WHAT YOU WILL DO
The records below are to be copied word for word, with every picture left out.

EXTRACTED ENTRIES
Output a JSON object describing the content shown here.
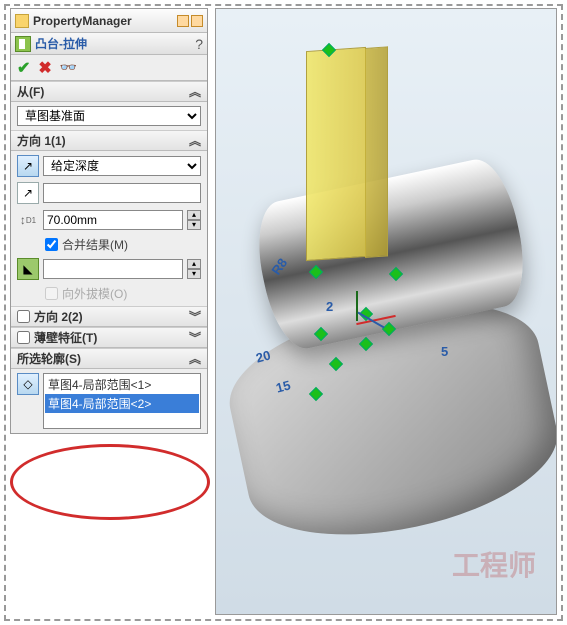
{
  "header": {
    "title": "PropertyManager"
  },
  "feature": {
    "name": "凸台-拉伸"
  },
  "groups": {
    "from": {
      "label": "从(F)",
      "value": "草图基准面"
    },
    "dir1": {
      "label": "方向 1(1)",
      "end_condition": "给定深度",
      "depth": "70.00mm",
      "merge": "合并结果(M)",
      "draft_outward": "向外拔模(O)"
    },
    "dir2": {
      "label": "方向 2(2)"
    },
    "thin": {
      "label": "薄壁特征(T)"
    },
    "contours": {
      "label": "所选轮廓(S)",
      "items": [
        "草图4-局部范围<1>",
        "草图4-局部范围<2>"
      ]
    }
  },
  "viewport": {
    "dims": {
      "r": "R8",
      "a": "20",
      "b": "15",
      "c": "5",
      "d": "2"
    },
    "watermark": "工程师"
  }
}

PROBLEM SOLUTION
Output a JSON object describing the content shown here.
{
  "header": {
    "title": "PropertyManager"
  },
  "feature": {
    "name": "凸台-拉伸"
  },
  "groups": {
    "from": {
      "label": "从(F)",
      "value": "草图基准面"
    },
    "dir1": {
      "label": "方向 1(1)",
      "end_condition": "给定深度",
      "depth": "70.00mm",
      "merge": "合并结果(M)",
      "draft_outward": "向外拔模(O)"
    },
    "dir2": {
      "label": "方向 2(2)"
    },
    "thin": {
      "label": "薄壁特征(T)"
    },
    "contours": {
      "label": "所选轮廓(S)",
      "items": [
        "草图4-局部范围<1>",
        "草图4-局部范围<2>"
      ]
    }
  },
  "viewport": {
    "dims": {
      "r": "R8",
      "a": "20",
      "b": "15",
      "c": "5",
      "d": "2"
    },
    "watermark": "工程师"
  }
}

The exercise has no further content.